--- PROVIDED MATERIAL ---
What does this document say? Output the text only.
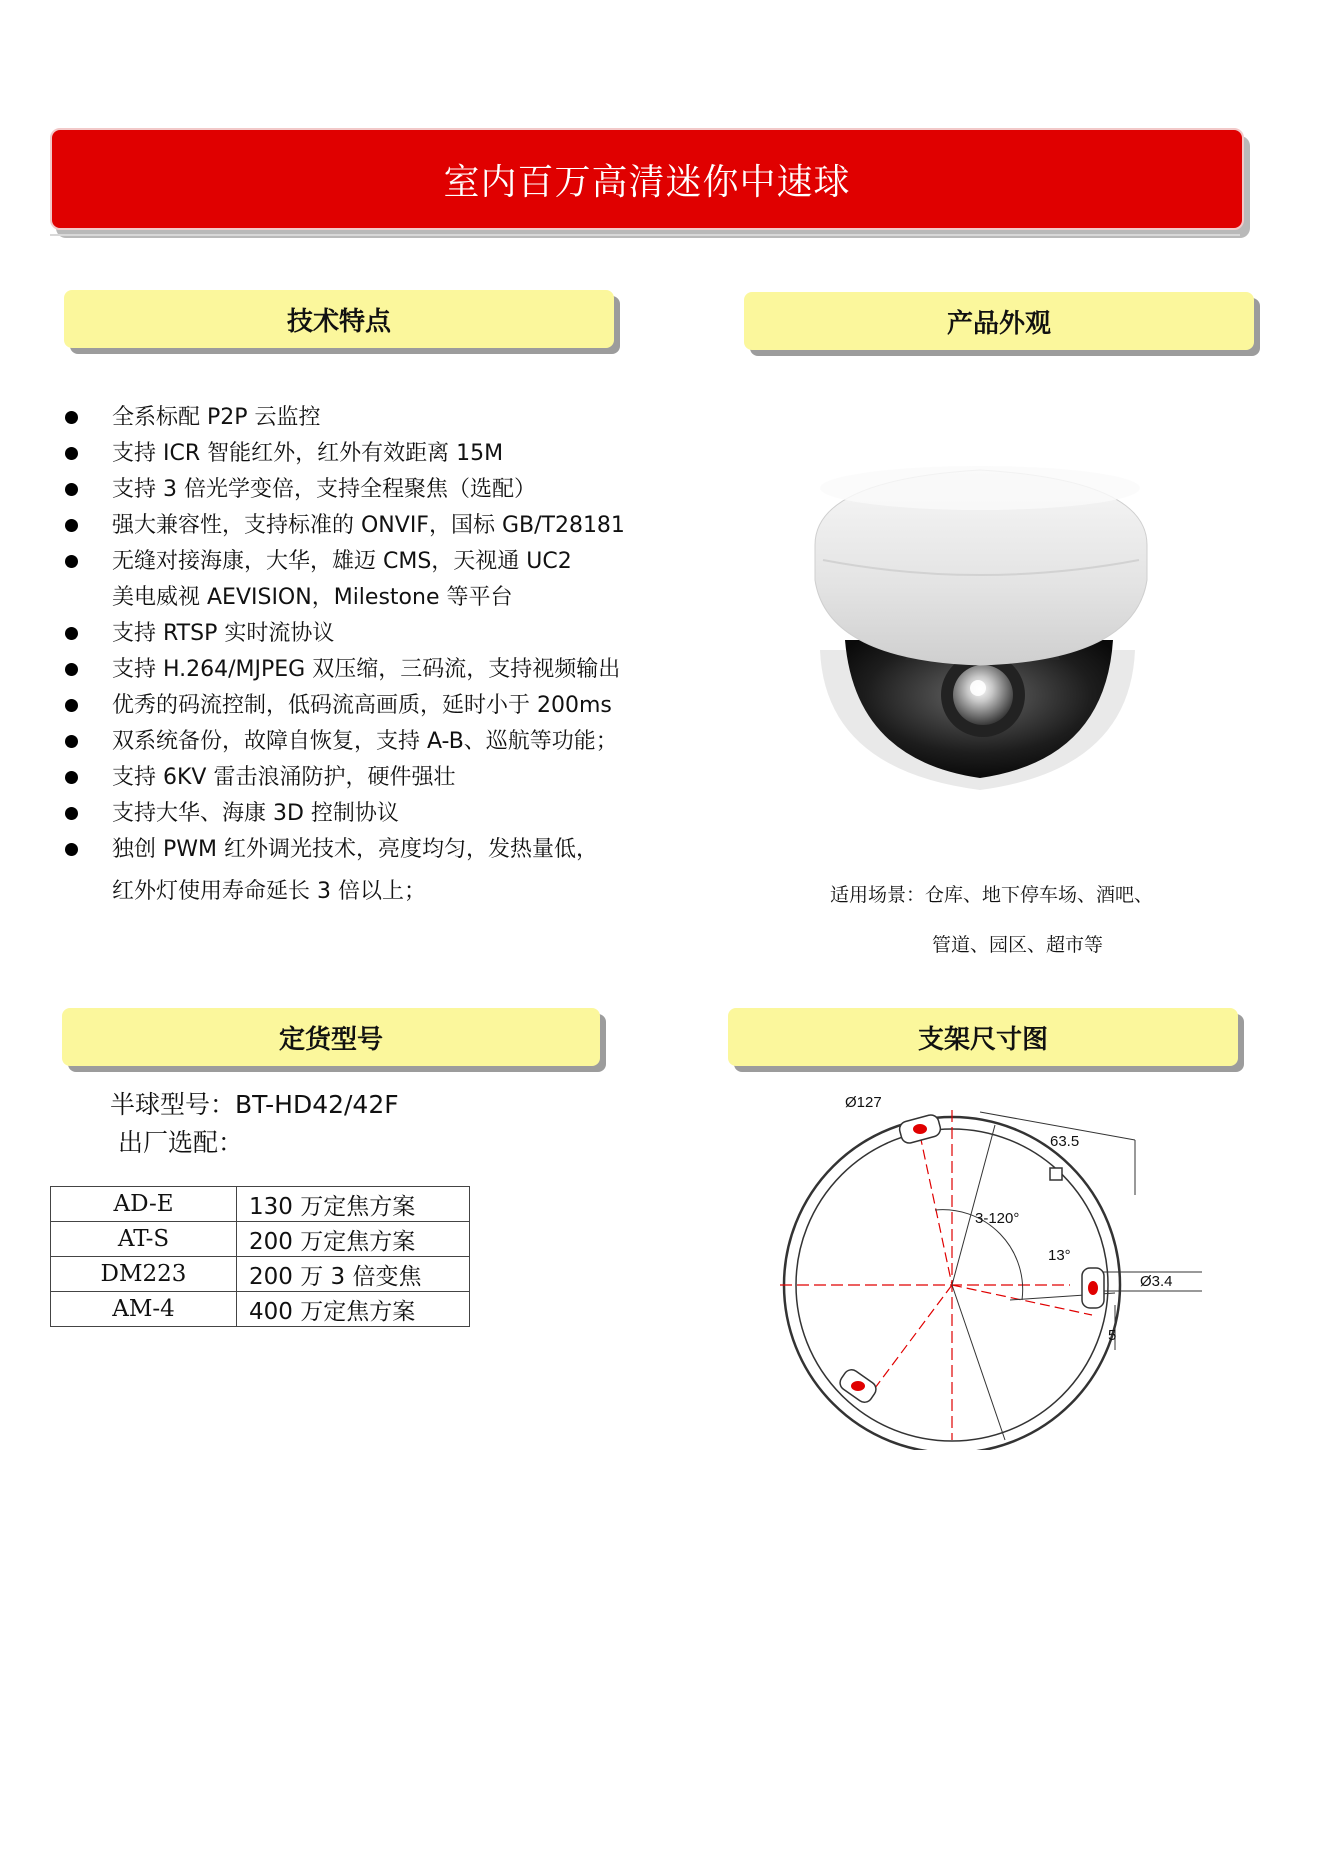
室内百万高清迷你中速球
技术特点	产品外观
定货型号	支架尺寸图
全系标配 P2P 云监控
支持 ICR 智能红外，红外有效距离 15M
支持 3 倍光学变倍，支持全程聚焦（选配）
强大兼容性，支持标准的 ONVIF，国标 GB/T28181
无缝对接海康，大华，雄迈 CMS，天视通 UC2
美电威视 AEVISION，Milestone 等平台
支持 RTSP 实时流协议
支持 H.264/MJPEG 双压缩，三码流，支持视频输出
优秀的码流控制，低码流高画质，延时小于 200ms
双系统备份，故障自恢复，支持 A-B、巡航等功能；
支持 6KV 雷击浪涌防护，硬件强壮
支持大华、海康 3D 控制协议
独创 PWM 红外调光技术，亮度均匀，发热量低，
红外灯使用寿命延长 3 倍以上；	适用场景：仓库、地下停车场、酒吧、
管道、园区、超市等
半球型号：BT-HD42/42F
出厂选配：
AD-E	130 万定焦方案
AT-S	200 万定焦方案
DM223	200 万 3 倍变焦
AM-4	400 万定焦方案
Ø127
63.5
3-120°
13°
Ø3.4
5
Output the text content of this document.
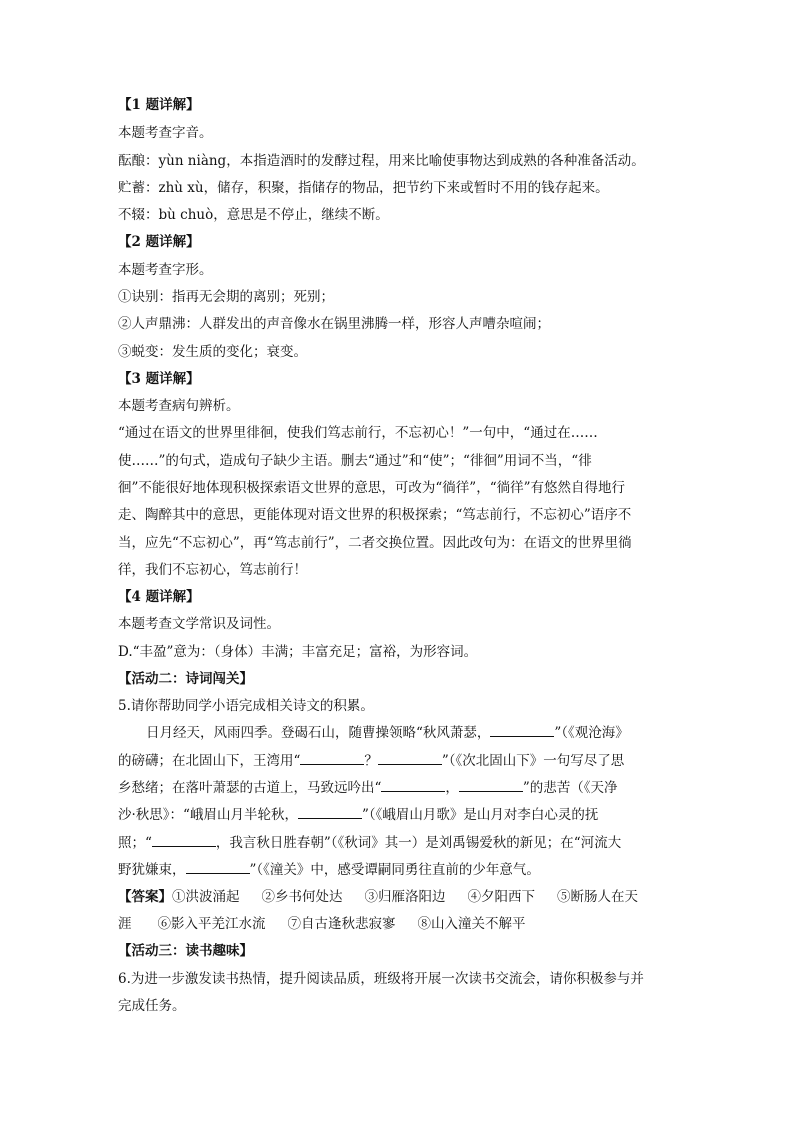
【1 题详解】
本题考查字音。
酝酿：yùn niàng，本指造酒时的发酵过程，用来比喻使事物达到成熟的各种准备活动。
贮蓄：zhù xù，储存，积聚，指储存的物品，把节约下来或暂时不用的钱存起来。
不辍：bù chuò，意思是不停止，继续不断。
【2 题详解】
本题考查字形。
①诀别：指再无会期的离别；死别；
②人声鼎沸：人群发出的声音像水在锅里沸腾一样，形容人声嘈杂喧闹；
③蜕变：发生质的变化；衰变。
【3 题详解】
本题考查病句辨析。
“通过在语文的世界里徘徊，使我们笃志前行，不忘初心！”一句中，“通过在……
使……”的句式，造成句子缺少主语。删去“通过”和“使”；“徘徊”用词不当，“徘
徊”不能很好地体现积极探索语文世界的意思，可改为“徜徉”，“徜徉”有悠然自得地行
走、陶醉其中的意思，更能体现对语文世界的积极探索；“笃志前行，不忘初心”语序不
当，应先“不忘初心”，再“笃志前行”，二者交换位置。因此改句为：在语文的世界里徜
徉，我们不忘初心，笃志前行！
【4 题详解】
本题考查文学常识及词性。
D.“丰盈”意为：（身体）丰满；丰富充足；富裕，为形容词。
【活动二：诗词闯关】
5.请你帮助同学小语完成相关诗文的积累。
日月经天，风雨四季。登碣石山，随曹操领略“秋风萧瑟，	”（《观沧海》
的磅礴；在北固山下，王湾用“	？	”（《次北固山下》一句写尽了思
乡愁绪；在落叶萧瑟的古道上，马致远吟出“	，	”的悲苦（《天净
沙·秋思》：“峨眉山月半轮秋，	”（《峨眉山月歌》是山月对李白心灵的抚
照；“	，我言秋日胜春朝”（《秋词》其一）是刘禹锡爱秋的新见；在“河流大
野犹嫌束，	”（《潼关》中，感受谭嗣同勇往直前的少年意气。
【答案】①洪波涌起 ②乡书何处达 ③归雁洛阳边 ④夕阳西下 ⑤断肠人在天
涯 ⑥影入平羌江水流 ⑦自古逢秋悲寂寥 ⑧山入潼关不解平
【活动三：读书趣味】
6.为进一步激发读书热情，提升阅读品质，班级将开展一次读书交流会，请你积极参与并
完成任务。
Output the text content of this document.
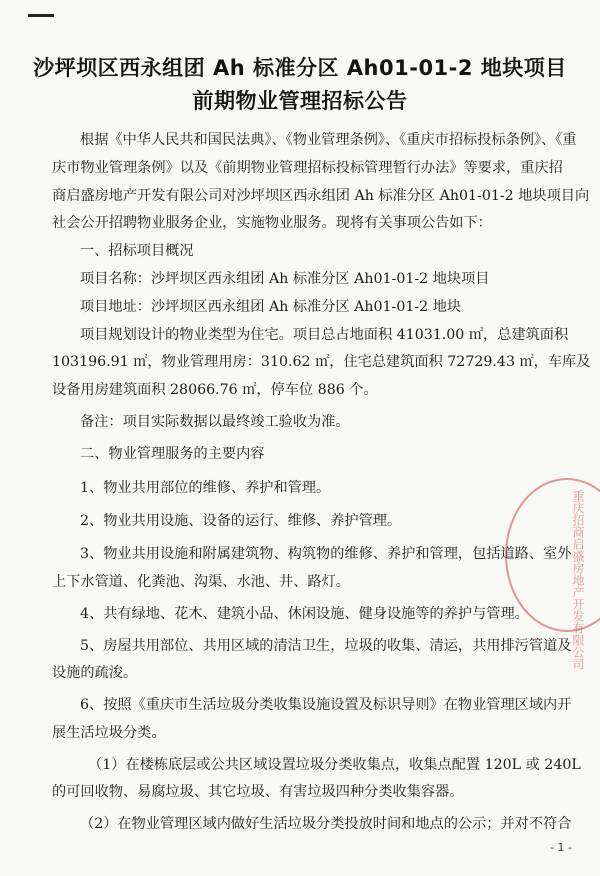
沙坪坝区西永组团 Ah 标准分区 Ah01-01-2 地块项目
前期物业管理招标公告
根据《中华人民共和国民法典》、《物业管理条例》、《重庆市招标投标条例》、《重
庆市物业管理条例》以及《前期物业管理招标投标管理暂行办法》等要求，重庆招
商启盛房地产开发有限公司对沙坪坝区西永组团 Ah 标准分区 Ah01-01-2 地块项目向
社会公开招聘物业服务企业，实施物业服务。现将有关事项公告如下：
一、招标项目概况
项目名称：沙坪坝区西永组团 Ah 标准分区 Ah01-01-2 地块项目
项目地址：沙坪坝区西永组团 Ah 标准分区 Ah01-01-2 地块
项目规划设计的物业类型为住宅。项目总占地面积 41031.00 ㎡，总建筑面积
103196.91 ㎡，物业管理用房：310.62 ㎡，住宅总建筑面积 72729.43 ㎡，车库及
设备用房建筑面积 28066.76 ㎡，停车位 886 个。
备注：项目实际数据以最终竣工验收为准。
二、物业管理服务的主要内容
1、物业共用部位的维修、养护和管理。
2、物业共用设施、设备的运行、维修、养护管理。
3、物业共用设施和附属建筑物、构筑物的维修、养护和管理，包括道路、室外
上下水管道、化粪池、沟渠、水池、井、路灯。
4、共有绿地、花木、建筑小品、休闲设施、健身设施等的养护与管理。
5、房屋共用部位、共用区域的清洁卫生，垃圾的收集、清运，共用排污管道及
设施的疏浚。
6、按照《重庆市生活垃圾分类收集设施设置及标识导则》在物业管理区域内开
展生活垃圾分类。
（1）在楼栋底层或公共区域设置垃圾分类收集点，收集点配置 120L 或 240L
的可回收物、易腐垃圾、其它垃圾、有害垃圾四种分类收集容器。
（2）在物业管理区域内做好生活垃圾分类投放时间和地点的公示；并对不符合
重庆招商启盛房地产开发有限公司
- 1 -
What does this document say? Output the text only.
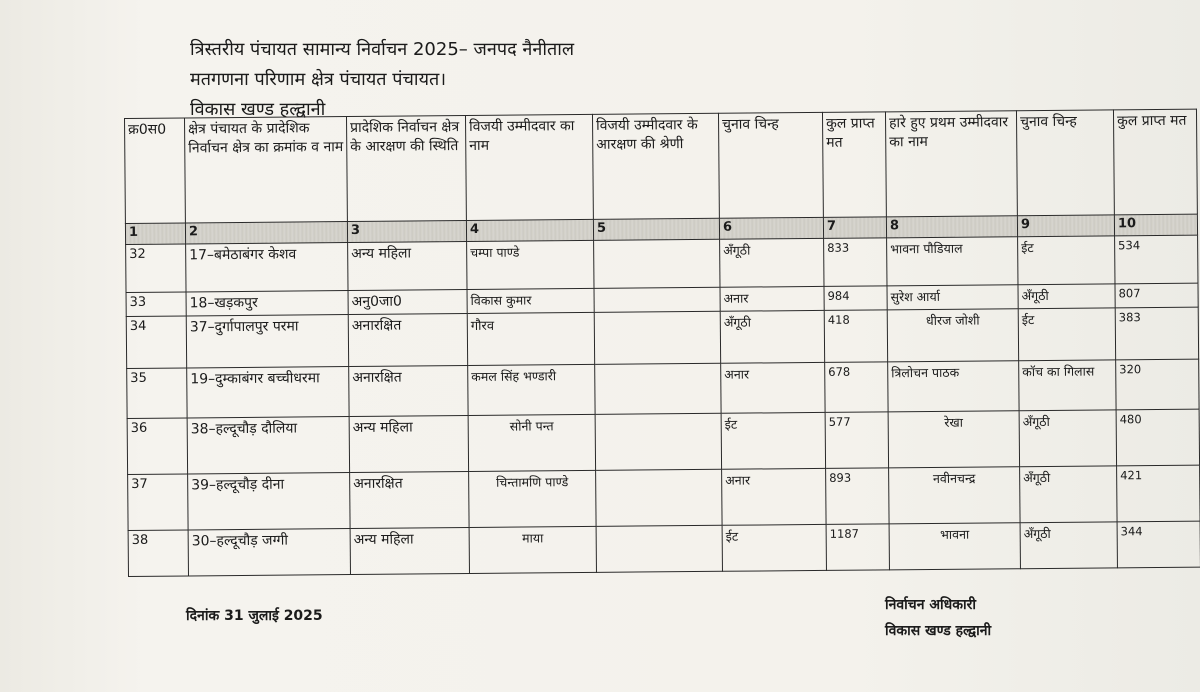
त्रिस्तरीय पंचायत सामान्य निर्वाचन 2025– जनपद नैनीताल
मतगणना परिणाम क्षेत्र पंचायत पंचायत।
विकास खण्ड हल्द्वानी
क्र0स0	क्षेत्र पंचायत के प्रादेशिक निर्वाचन क्षेत्र का क्रमांक व नाम	प्रादेशिक निर्वाचन क्षेत्र के आरक्षण की स्थिति	विजयी उम्मीदवार का नाम	विजयी उम्मीदवार के आरक्षण की श्रेणी	चुनाव चिन्ह	कुल प्राप्त मत	हारे हुए प्रथम उम्मीदवार का नाम	चुनाव चिन्ह	कुल प्राप्त मत
1	2	3	4	5	6	7	8	9	10
32	17–बमेठाबंगर केशव	अन्य महिला	चम्पा पाण्डे		अँगूठी	833	भावना पौडियाल	ईट	534
33	18–खड़कपुर	अनु0जा0	विकास कुमार		अनार	984	सुरेश आर्या	अँगूठी	807
34	37–दुर्गापालपुर परमा	अनारक्षित	गौरव		अँगूठी	418	धीरज जोशी	ईट	383
35	19–दुम्काबंगर बच्चीधरमा	अनारक्षित	कमल सिंह भण्डारी		अनार	678	त्रिलोचन पाठक	कॉच का गिलास	320
36	38–हल्दूचौड़ दौलिया	अन्य महिला	सोनी पन्त		ईट	577	रेखा	अँगूठी	480
37	39–हल्दूचौड़ दीना	अनारक्षित	चिन्तामणि पाण्डे		अनार	893	नवीनचन्द्र	अँगूठी	421
38	30–हल्दूचौड़ जग्गी	अन्य महिला	माया		ईट	1187	भावना	अँगूठी	344
दिनांक 31 जुलाई 2025
निर्वाचन अधिकारी
विकास खण्ड हल्द्वानी
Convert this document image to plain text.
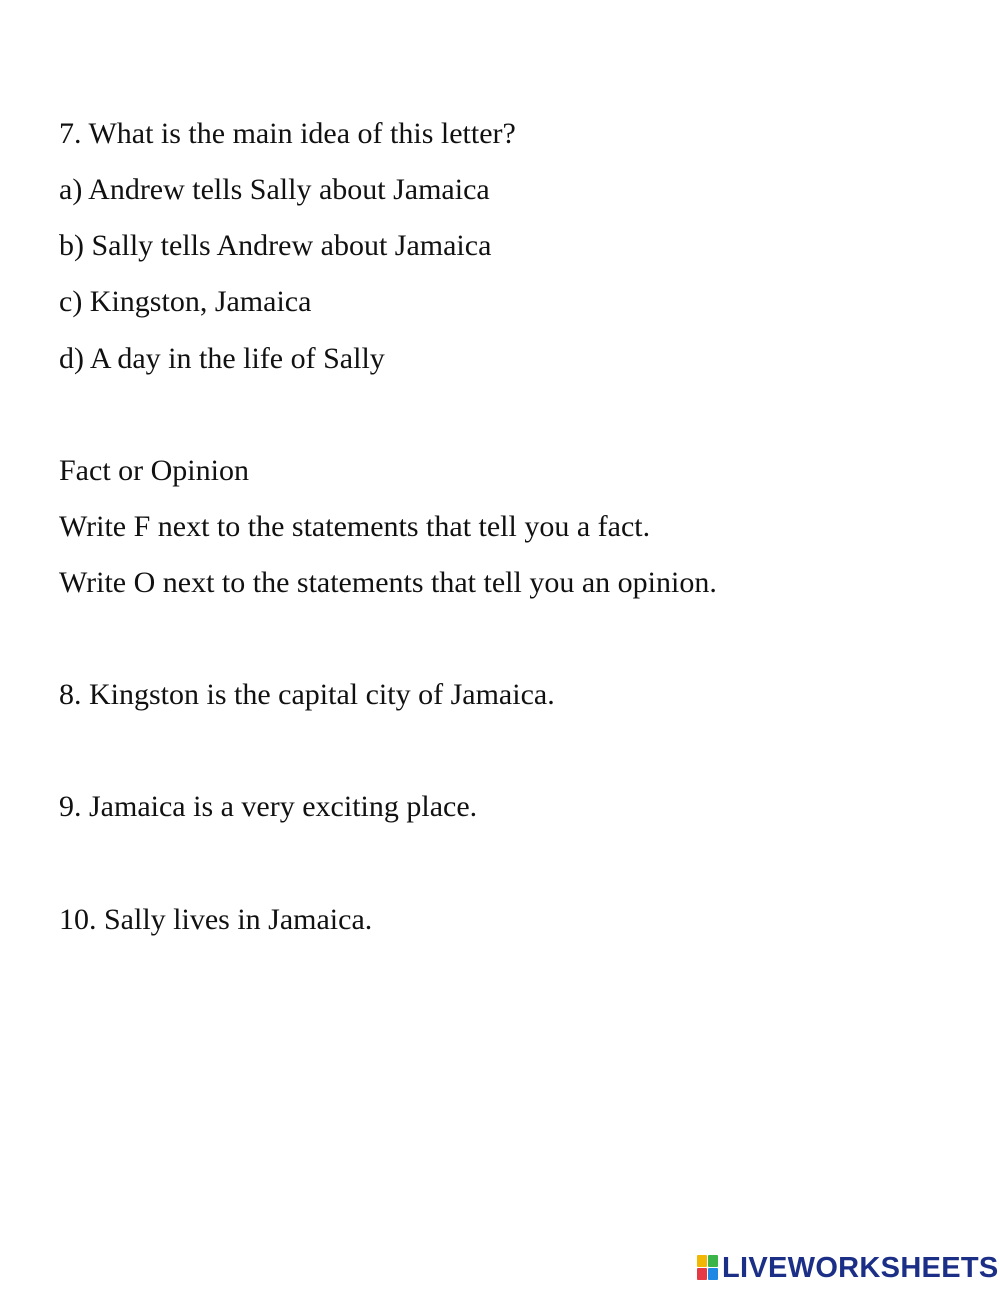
7. What is the main idea of this letter?
a) Andrew tells Sally about Jamaica
b) Sally tells Andrew about Jamaica
c) Kingston, Jamaica
d) A day in the life of Sally
Fact or Opinion
Write F next to the statements that tell you a fact.
Write O next to the statements that tell you an opinion.
8. Kingston is the capital city of Jamaica.
9. Jamaica is a very exciting place.
10. Sally lives in Jamaica.
LIVEWORKSHEETS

--- TASK INSTRUCTIONS ---
In the entries above, find each line with the word "Write" and show it.

--- CORRECT ANSWER ---
Write F next to the statements that tell you a fact.
Write O next to the statements that tell you an opinion.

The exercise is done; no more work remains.